___ Extracted records ___

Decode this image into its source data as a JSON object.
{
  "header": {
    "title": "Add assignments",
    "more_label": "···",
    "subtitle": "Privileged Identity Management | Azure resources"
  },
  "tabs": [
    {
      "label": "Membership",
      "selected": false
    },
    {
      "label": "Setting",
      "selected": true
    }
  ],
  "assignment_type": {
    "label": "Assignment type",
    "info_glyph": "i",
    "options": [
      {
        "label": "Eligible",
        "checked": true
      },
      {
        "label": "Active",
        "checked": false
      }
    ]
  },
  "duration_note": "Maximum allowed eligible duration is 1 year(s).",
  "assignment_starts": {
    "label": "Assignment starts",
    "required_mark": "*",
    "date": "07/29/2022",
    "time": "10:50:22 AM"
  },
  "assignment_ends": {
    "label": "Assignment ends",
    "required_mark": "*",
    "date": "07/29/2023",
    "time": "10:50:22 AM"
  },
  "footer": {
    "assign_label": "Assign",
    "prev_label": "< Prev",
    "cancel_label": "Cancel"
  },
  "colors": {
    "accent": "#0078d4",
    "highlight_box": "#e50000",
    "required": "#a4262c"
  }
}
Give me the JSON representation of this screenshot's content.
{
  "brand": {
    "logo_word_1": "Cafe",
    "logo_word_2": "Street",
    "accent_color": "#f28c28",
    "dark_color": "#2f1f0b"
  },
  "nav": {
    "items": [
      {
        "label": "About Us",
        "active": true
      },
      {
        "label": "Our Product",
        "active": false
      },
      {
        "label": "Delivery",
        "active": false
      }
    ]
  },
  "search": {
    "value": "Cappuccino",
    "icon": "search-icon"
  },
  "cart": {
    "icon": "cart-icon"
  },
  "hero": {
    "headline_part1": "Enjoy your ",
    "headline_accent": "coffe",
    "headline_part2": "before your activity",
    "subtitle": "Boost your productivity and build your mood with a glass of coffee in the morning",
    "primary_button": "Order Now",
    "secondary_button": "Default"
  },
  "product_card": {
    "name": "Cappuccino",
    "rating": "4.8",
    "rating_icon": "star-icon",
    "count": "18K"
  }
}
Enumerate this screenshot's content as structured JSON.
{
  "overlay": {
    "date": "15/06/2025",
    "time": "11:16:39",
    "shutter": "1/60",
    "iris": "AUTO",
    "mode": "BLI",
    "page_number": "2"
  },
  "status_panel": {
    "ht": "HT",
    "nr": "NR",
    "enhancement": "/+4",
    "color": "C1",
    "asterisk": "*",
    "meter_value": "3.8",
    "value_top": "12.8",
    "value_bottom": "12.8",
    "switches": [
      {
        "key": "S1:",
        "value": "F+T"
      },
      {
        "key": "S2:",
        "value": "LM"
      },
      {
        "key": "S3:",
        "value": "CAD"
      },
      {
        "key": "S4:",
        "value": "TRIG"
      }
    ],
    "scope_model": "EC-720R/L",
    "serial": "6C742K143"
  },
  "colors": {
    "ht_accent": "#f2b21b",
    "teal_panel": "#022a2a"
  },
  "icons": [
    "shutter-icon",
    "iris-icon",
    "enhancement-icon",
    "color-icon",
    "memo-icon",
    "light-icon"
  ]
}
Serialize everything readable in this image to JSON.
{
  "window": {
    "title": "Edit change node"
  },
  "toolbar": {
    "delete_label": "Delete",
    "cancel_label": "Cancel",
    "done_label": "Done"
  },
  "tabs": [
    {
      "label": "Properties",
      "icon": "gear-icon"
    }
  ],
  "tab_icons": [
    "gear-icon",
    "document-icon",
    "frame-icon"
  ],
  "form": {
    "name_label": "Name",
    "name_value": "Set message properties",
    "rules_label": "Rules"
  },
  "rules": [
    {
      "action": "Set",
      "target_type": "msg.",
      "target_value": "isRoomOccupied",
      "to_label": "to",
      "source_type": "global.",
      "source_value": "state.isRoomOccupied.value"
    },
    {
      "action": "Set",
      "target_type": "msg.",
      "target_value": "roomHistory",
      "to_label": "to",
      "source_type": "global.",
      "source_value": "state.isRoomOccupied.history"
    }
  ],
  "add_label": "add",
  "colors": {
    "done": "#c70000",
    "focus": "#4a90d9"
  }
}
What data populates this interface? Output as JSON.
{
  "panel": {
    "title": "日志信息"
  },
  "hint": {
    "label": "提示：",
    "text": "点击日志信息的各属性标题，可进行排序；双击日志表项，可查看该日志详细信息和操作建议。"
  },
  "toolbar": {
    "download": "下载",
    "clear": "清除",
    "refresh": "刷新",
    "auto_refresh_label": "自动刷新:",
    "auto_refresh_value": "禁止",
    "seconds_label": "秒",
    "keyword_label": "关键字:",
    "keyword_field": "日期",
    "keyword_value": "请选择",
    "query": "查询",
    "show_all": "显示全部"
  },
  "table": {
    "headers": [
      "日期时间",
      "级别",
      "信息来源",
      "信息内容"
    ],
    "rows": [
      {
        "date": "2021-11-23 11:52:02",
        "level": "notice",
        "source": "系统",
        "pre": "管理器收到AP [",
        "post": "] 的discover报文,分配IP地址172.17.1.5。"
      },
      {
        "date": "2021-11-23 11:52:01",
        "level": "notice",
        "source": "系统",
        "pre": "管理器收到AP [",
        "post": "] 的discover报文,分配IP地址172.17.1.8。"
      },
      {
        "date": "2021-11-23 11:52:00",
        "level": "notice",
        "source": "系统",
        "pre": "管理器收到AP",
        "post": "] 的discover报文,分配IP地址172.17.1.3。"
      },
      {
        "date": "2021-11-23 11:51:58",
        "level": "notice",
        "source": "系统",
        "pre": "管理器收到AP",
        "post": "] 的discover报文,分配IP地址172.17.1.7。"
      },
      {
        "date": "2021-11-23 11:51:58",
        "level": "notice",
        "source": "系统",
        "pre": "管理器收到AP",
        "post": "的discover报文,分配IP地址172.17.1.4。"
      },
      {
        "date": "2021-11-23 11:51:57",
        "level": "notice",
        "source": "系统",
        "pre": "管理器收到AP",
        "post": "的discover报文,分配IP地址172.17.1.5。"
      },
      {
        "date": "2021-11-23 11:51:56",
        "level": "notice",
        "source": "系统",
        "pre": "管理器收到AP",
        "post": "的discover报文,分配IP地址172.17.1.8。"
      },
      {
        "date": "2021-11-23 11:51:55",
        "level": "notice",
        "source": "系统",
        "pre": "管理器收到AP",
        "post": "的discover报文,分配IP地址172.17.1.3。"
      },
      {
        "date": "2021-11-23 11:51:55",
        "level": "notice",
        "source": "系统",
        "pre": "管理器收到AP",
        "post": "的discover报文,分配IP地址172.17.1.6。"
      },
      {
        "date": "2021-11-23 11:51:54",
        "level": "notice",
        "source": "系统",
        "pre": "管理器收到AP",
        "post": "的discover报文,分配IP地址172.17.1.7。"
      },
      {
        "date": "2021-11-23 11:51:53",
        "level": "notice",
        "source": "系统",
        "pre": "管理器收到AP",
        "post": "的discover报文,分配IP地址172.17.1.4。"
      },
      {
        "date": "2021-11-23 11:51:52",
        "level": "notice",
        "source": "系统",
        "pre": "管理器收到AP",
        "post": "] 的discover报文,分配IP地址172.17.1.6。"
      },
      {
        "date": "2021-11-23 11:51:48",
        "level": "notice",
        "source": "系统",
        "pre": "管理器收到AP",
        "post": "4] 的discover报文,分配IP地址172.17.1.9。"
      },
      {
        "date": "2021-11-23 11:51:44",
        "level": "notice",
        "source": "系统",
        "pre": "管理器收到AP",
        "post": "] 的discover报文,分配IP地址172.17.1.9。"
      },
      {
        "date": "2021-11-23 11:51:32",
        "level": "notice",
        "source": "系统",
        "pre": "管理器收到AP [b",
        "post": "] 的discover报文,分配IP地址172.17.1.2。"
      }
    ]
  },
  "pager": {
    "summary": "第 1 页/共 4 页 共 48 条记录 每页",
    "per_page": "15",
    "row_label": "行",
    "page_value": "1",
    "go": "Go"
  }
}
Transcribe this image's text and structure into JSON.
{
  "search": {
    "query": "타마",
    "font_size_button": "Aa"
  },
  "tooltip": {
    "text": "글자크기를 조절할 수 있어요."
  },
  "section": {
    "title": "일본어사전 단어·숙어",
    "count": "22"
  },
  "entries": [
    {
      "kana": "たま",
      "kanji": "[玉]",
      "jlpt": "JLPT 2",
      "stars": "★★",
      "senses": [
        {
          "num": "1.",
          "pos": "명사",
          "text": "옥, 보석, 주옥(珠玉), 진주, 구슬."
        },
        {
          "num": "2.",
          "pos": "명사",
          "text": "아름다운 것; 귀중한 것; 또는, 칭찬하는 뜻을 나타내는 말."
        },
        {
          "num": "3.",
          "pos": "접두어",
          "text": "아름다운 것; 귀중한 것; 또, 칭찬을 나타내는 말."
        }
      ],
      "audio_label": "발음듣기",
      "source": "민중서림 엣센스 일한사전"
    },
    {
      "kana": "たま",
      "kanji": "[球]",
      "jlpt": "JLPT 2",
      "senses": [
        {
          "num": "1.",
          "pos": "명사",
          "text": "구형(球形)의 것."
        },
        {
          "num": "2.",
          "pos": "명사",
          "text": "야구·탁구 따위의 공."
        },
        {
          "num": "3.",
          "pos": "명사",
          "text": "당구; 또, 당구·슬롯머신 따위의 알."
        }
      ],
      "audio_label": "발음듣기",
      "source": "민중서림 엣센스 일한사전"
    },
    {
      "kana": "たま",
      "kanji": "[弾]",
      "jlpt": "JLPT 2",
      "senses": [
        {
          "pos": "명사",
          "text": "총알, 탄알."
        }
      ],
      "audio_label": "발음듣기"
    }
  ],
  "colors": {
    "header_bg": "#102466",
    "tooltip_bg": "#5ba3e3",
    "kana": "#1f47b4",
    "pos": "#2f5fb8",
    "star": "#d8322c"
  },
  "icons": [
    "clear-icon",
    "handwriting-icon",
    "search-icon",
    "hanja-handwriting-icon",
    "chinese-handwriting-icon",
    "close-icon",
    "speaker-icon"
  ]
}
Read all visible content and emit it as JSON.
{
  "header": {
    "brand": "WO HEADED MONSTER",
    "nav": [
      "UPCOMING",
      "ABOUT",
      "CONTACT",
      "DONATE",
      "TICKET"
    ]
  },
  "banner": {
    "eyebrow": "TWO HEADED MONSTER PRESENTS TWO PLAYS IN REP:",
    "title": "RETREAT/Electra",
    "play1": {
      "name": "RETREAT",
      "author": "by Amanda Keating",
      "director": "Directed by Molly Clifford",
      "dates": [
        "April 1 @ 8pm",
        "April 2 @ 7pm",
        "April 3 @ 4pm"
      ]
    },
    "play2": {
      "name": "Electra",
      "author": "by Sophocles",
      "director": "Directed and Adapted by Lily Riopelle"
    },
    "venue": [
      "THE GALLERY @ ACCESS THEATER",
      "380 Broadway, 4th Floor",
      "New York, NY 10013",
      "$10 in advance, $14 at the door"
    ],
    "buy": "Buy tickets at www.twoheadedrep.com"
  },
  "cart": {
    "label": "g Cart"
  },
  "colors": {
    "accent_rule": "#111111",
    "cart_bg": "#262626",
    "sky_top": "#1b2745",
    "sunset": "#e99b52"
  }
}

___

Track down every line with the word "JSON" and copy it.

Decode this image into its source data as a JSON object.
Give me the JSON representation of this screenshot's content.
Enumerate this screenshot's content as structured JSON.
Serialize everything readable in this image to JSON.
What data populates this interface? Output as JSON.
Transcribe this image's text and structure into JSON.
Read all visible content and emit it as JSON.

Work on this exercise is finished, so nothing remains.